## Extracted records
▬▬▬▬▬▬▬▬▬▬
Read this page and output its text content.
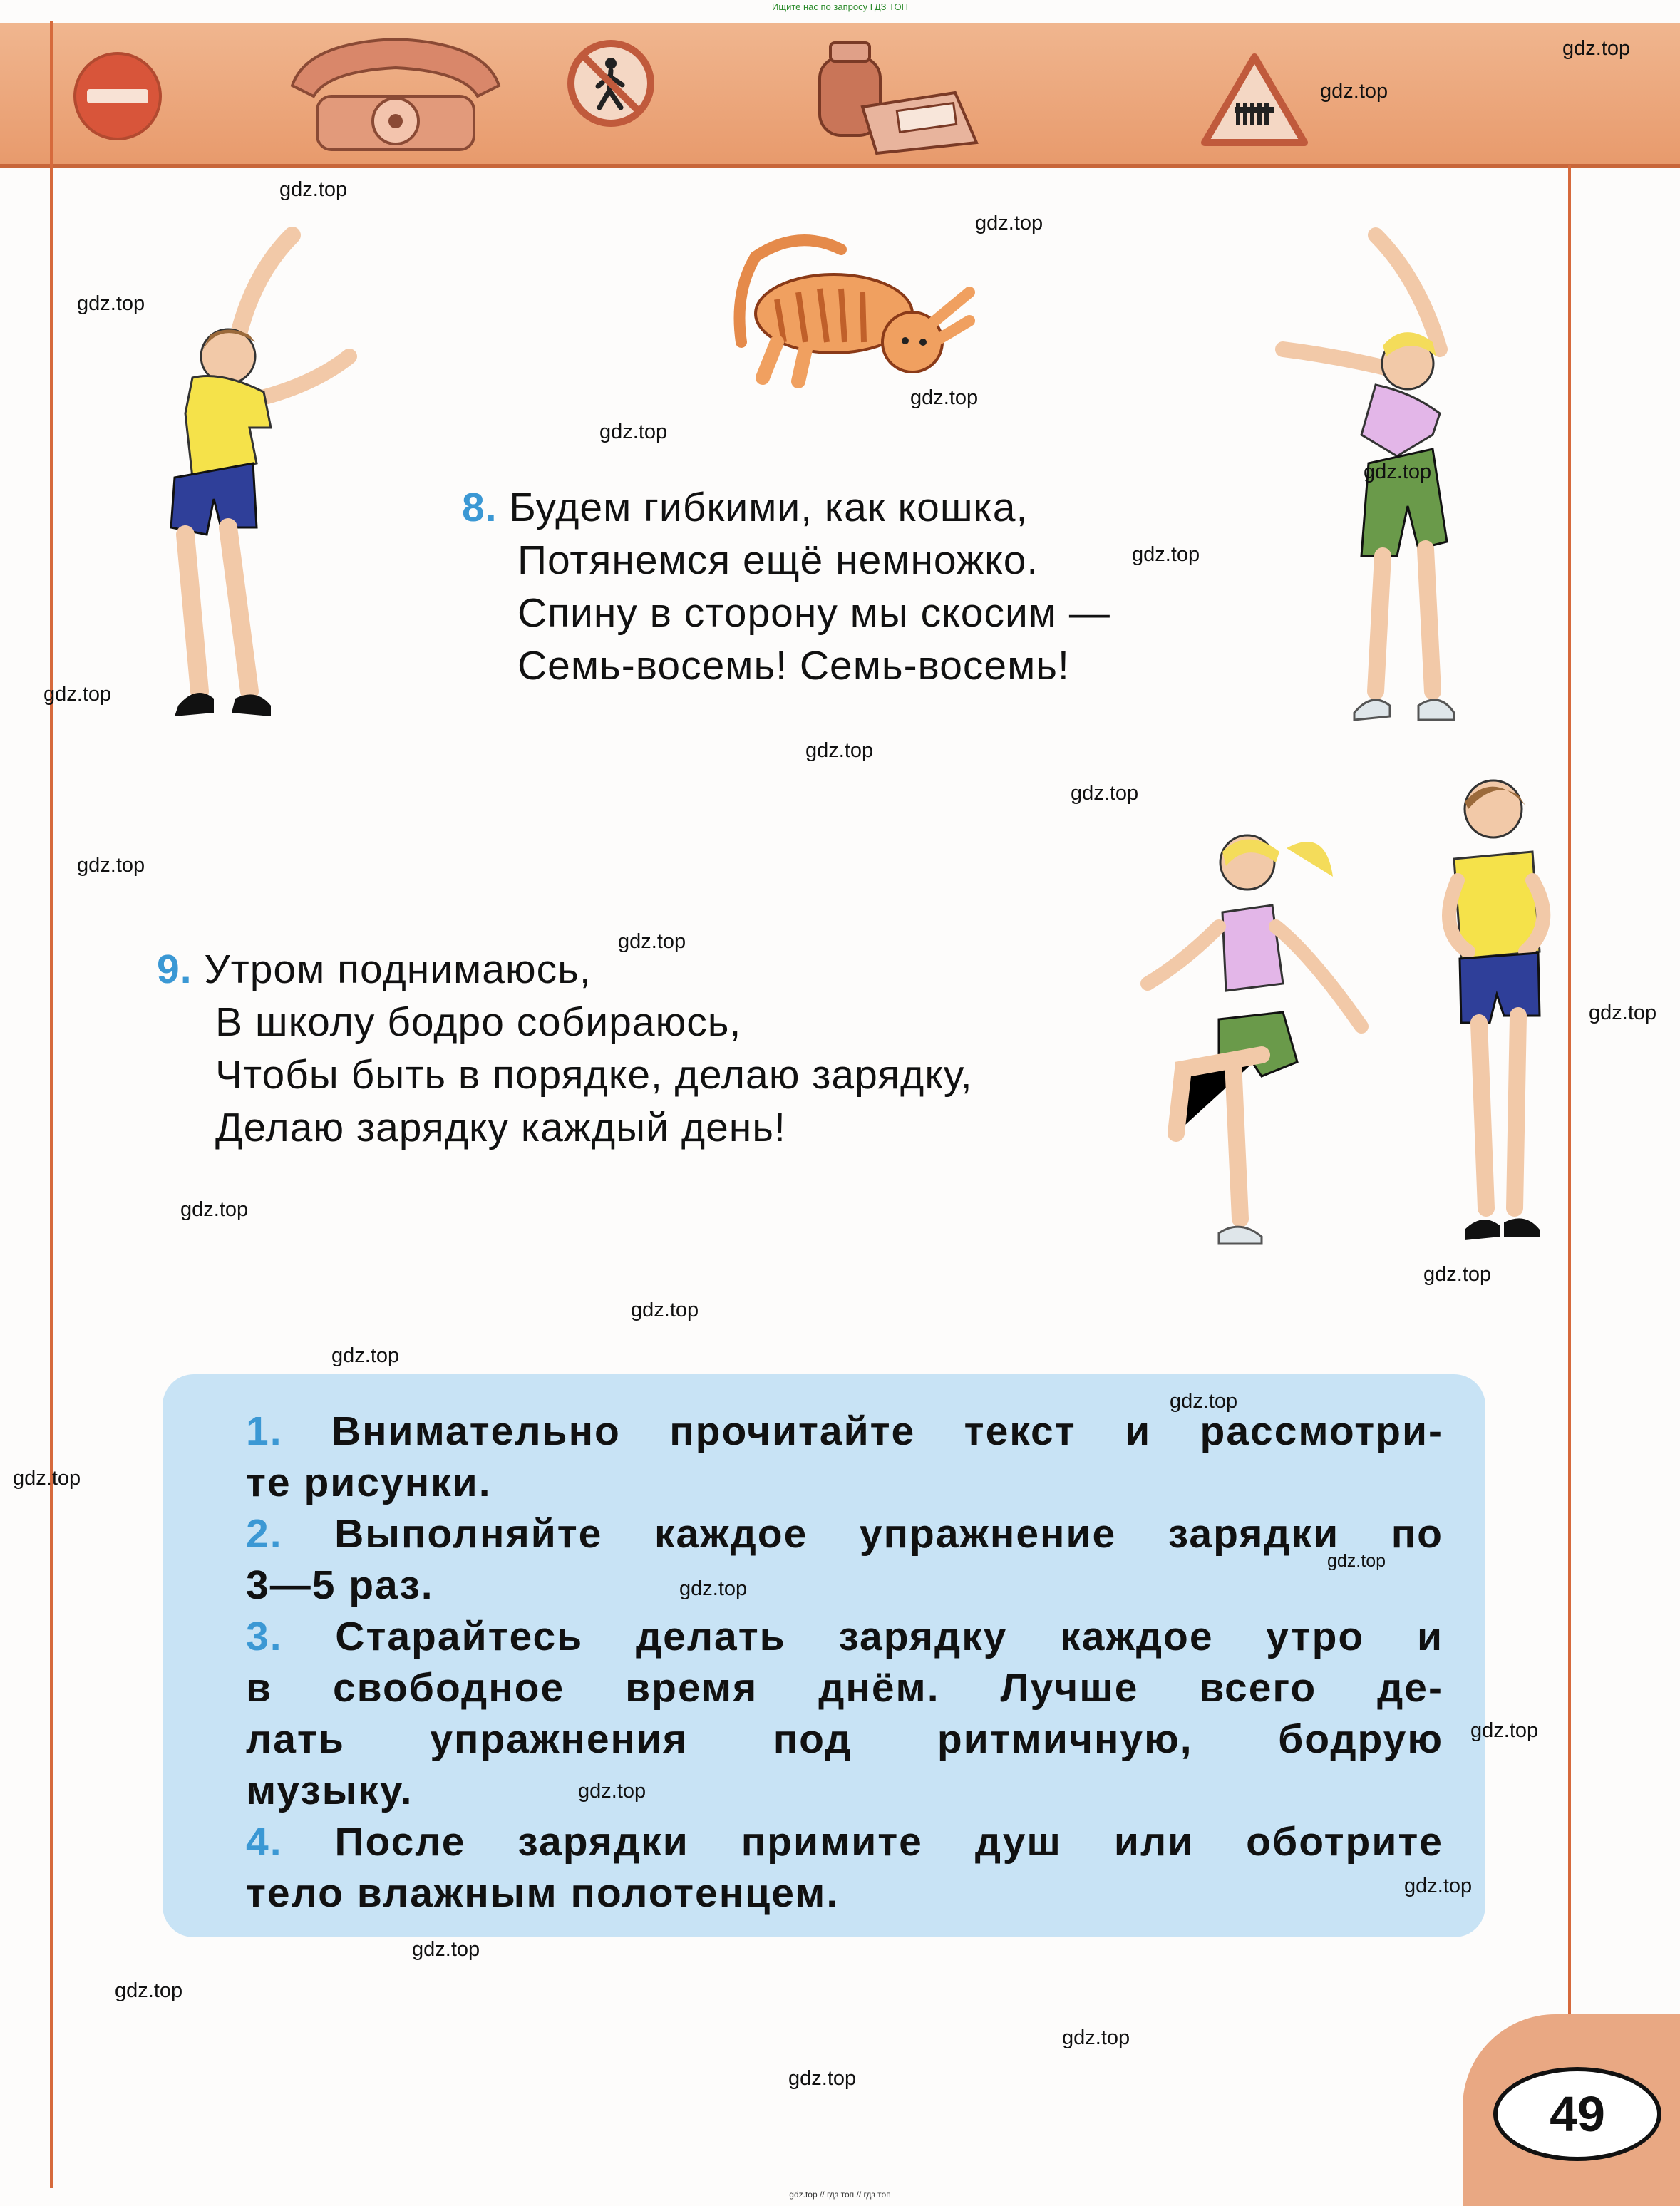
Ищите нас по запросу ГДЗ ТОП
8. Будем гибкими, как кошка,
Потянемся ещё немножко.
Спину в сторону мы скосим —
Семь-восемь! Семь-восемь!
9. Утром поднимаюсь,
В школу бодро собираюсь,
Чтобы быть в порядке, делаю зарядку,
Делаю зарядку каждый день!
1. Внимательно прочитайте текст и рассмотри-
те рисунки.
2. Выполняйте каждое упражнение зарядки по
3—5 раз.
3. Старайтесь делать зарядку каждое утро и
в свободное время днём. Лучше всего де-
лать упражнения под ритмичную, бодрую
музыку.
4. После зарядки примите душ или оботрите
тело влажным полотенцем.
49
gdz.top
gdz.top
gdz.top
gdz.top
gdz.top
gdz.top
gdz.top
gdz.top
gdz.top
gdz.top
gdz.top
gdz.top
gdz.top
gdz.top
gdz.top
gdz.top
gdz.top
gdz.top
gdz.top
gdz.top
gdz.top
gdz.top
gdz.top
gdz.top
gdz.top
gdz.top
gdz.top
gdz.top
gdz.top
gdz.top
gdz.top // гдз топ // гдз топ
▬▬▬▬▬▬▬▬▬▬
## What to do
Quote the data above in full, leaving out the pictures it holds.

## Finished task
Read this page and output its text content.
Ищите нас по запросу ГДЗ ТОП
8. Будем гибкими, как кошка,
Потянемся ещё немножко.
Спину в сторону мы скосим —
Семь-восемь! Семь-восемь!
9. Утром поднимаюсь,
В школу бодро собираюсь,
Чтобы быть в порядке, делаю зарядку,
Делаю зарядку каждый день!
1. Внимательно прочитайте текст и рассмотри-
те рисунки.
2. Выполняйте каждое упражнение зарядки по
3—5 раз.
3. Старайтесь делать зарядку каждое утро и
в свободное время днём. Лучше всего де-
лать упражнения под ритмичную, бодрую
музыку.
4. После зарядки примите душ или оботрите
тело влажным полотенцем.
49
gdz.top
gdz.top
gdz.top
gdz.top
gdz.top
gdz.top
gdz.top
gdz.top
gdz.top
gdz.top
gdz.top
gdz.top
gdz.top
gdz.top
gdz.top
gdz.top
gdz.top
gdz.top
gdz.top
gdz.top
gdz.top
gdz.top
gdz.top
gdz.top
gdz.top
gdz.top
gdz.top
gdz.top
gdz.top
gdz.top
gdz.top // гдз топ // гдз топ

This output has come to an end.